СПИСОК ЗАДАНИЙ:
1. Выведите без изменений отрывок из текста о смертности заключенных в лагерях, начиная со слов «Зэки, достигшие той» и заканчивая словами «белья завязалась драка.».
2. Напишите продолжение текста о смертности заключенных в лагерях, начав сразу после его последнего предложения.

ФРАГМЕНТ ДОКУМЕНТА:

Зэки, достигшие той стадии, когда человек постоянно находится около кухни и подбирает отбросы, были, как правило, близки к смерти и могли умереть в любой момент — ночью на нарах, по пути на работу, в столовой во время ужина или направляясь куда-нибудь в зоне. Януш Бардах однажды увидел, как заключенный упал во время вечерней поверки.
«Вокруг столпились люди. „Шапка моя“, — сказал один. Другие стащили с него валенки, портянки, бушлат и штаны. Из-за белья завязалась драка.
И только когда упавший был раздет догола, он пошевелил головой, поднял руку и слабым, но отчетливым голосом произнес: „Холодно очень“. Но тут же его голова упала обратно в снег, глаза начали стекленеть. Стервятники равнодушно отошли от него с добычей. За те несколько минут, что он лежал голый, он, вероятно, умер от переохлаждения»[1172].
Кроме голода, заключенные умирали и от других причин. Многие гибли во время работы — условия на шахтах и заводах часто были опасными. Ослабленные голодом, люди легко становились жертвами эпидемий. О тифе я уже писала, но слабые и голодные люди были подвержены и многим другим заболеваниям. Например, в Сиблаге в первом квартале 1941-го было госпитализировано 8 029 человек: 746 с туберкулезом — из них 109 умерли; 72 с пневмонией — 22 умерли; 36 с дизентерией — 9 умерли; 177 с обморожениями — 5 умерли; 302 с желудочными болезнями — 7 умерли; 210 с последствиями несчастных случаев во время работы — 7 умерли; 912 с болезнями системы кровообращения — 123 умерли[1173].

ИСХОДНЫЕ ДАННЫЕ:
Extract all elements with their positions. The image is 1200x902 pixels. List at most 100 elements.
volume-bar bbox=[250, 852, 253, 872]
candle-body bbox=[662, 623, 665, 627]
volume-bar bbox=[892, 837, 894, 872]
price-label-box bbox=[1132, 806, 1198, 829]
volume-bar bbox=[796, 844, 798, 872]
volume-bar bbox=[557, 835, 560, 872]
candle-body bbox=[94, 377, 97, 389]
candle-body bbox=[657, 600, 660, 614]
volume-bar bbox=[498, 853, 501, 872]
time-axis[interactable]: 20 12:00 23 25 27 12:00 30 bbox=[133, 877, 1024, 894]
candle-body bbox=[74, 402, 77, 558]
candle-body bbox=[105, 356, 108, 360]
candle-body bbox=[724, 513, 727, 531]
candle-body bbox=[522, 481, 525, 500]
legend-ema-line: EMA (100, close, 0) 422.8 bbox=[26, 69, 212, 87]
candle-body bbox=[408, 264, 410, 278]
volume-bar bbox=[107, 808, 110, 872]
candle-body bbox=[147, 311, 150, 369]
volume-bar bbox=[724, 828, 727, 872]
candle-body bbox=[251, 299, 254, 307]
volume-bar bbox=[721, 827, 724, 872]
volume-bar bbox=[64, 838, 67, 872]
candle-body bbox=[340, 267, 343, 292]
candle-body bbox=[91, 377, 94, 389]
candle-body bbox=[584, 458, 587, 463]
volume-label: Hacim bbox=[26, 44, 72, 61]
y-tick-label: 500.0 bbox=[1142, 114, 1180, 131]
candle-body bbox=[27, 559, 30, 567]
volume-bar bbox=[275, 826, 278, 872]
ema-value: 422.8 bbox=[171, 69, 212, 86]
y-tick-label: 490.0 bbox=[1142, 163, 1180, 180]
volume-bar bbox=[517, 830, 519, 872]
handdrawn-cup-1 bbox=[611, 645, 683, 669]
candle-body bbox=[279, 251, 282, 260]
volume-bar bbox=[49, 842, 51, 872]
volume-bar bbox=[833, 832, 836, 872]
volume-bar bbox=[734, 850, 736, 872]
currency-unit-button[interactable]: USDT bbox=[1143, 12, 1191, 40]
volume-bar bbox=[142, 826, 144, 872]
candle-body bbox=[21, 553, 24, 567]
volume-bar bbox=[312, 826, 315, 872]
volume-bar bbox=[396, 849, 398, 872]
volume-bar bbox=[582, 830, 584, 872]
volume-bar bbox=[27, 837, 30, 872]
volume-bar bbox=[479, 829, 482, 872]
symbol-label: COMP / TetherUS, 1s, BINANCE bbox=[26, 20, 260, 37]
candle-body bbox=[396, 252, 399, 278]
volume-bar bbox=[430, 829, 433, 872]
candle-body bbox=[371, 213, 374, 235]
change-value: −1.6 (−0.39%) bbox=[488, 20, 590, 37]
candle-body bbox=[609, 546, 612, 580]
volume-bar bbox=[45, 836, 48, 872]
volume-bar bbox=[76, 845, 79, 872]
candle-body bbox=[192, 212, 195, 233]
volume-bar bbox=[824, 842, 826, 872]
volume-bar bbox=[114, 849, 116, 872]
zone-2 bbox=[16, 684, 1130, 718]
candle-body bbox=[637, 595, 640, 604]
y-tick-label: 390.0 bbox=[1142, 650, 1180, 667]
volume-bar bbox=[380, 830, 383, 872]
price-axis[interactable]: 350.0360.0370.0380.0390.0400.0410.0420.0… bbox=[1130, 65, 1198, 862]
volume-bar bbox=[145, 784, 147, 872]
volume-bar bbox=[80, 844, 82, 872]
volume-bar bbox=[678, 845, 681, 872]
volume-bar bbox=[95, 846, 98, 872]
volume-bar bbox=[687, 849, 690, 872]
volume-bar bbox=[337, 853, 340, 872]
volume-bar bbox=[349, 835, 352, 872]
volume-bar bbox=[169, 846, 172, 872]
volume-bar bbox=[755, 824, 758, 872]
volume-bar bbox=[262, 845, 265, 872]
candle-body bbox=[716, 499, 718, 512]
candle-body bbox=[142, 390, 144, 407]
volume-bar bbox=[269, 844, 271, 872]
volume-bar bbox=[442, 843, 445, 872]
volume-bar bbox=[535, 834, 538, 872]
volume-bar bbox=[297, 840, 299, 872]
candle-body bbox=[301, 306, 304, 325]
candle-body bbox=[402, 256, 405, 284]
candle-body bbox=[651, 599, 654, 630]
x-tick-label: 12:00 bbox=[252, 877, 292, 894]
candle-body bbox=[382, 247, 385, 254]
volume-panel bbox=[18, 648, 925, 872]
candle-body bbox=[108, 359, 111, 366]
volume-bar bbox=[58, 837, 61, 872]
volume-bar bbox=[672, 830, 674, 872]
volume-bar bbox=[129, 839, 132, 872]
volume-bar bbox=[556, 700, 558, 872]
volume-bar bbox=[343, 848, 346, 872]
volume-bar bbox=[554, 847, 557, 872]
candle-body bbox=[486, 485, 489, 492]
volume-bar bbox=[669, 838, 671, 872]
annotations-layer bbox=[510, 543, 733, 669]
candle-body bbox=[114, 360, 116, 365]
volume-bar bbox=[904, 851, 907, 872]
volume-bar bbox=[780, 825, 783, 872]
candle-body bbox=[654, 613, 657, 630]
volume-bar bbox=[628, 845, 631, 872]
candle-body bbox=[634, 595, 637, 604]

ОТВЕТЫ К ЗАДАНИЯМ:
1.
Зэки, достигшие той стадии, когда человек постоянно находится около кухни и подбирает отбросы, были, как правило, близки к смерти и могли умереть в любой момент — ночью на нарах, по пути на работу, в столовой во время ужина или направляясь куда-нибудь в зоне. Януш Бардах однажды увидел, как заключенный упал во время вечерней поверки.
«Вокруг столпились люди. „Шапка моя“, — сказал один. Другие стащили с него валенки, портянки, бушлат и штаны. Из-за белья завязалась драка.

2.
Некоторые кончали самоубийством, хотя на этой теме лежит странное табу. Сколько человек избрали этот выход, трудно сказать. Официальной статистики нет. Нет, что странно, и согласия между выжившими по поводу частоты самоубийств в лагерях. Надежда Мандельштам писала, что в лагерях самоубийством не кончали — люди боролись за жизнь изо всех сил. Ей вторят некоторые другие[1174]. Евгений Гнедин писал, что хотя и в тюрьме, и впоследствии в ссылке он думал о самоубийстве, в лагерях, где он пробыл восемь лет, эта мысль ни разу не приходила ему в голову:
«Каждый день был днем борьбы за жизнь; как же, ведя такой бой, думать об отказе от жизни? И была цель — выйти невредимым из испытаний, и жила надежда: в полноте сил встретиться с любимыми людьми»[1175].
Историк Кэтрин Мерридейл выдвинула другую теорию. В ходе своих исследований она встретилась с двумя московскими психологами, изучавшими систему лагерей или работавшими в ней. Подобно Надежде Мандельштам и Гнедину, они утверждали, что самоубийства и душевные заболевания были в лагерях редкостью. Когда она привела данные, говорившие об обратном, «они были удивлены и немного обижены». Это диковинное упрямство она объясняет российским «мифом стоицизма», но, возможно, оно имеет и другие причины[1176]. Как предполагает литературный критик Цветан Тодоров, мемуаристы потому пишут о странном отсутствии самоубийств, что хотят подчеркнуть уникальность пережитого: лагеря были настолько ужасны, что никто не думал о таком «нормальном» решении, как самоубийство. «Выживший прежде всего стремится передать чуждость лагерей всему привычному», — утверждает Тодоров[1177].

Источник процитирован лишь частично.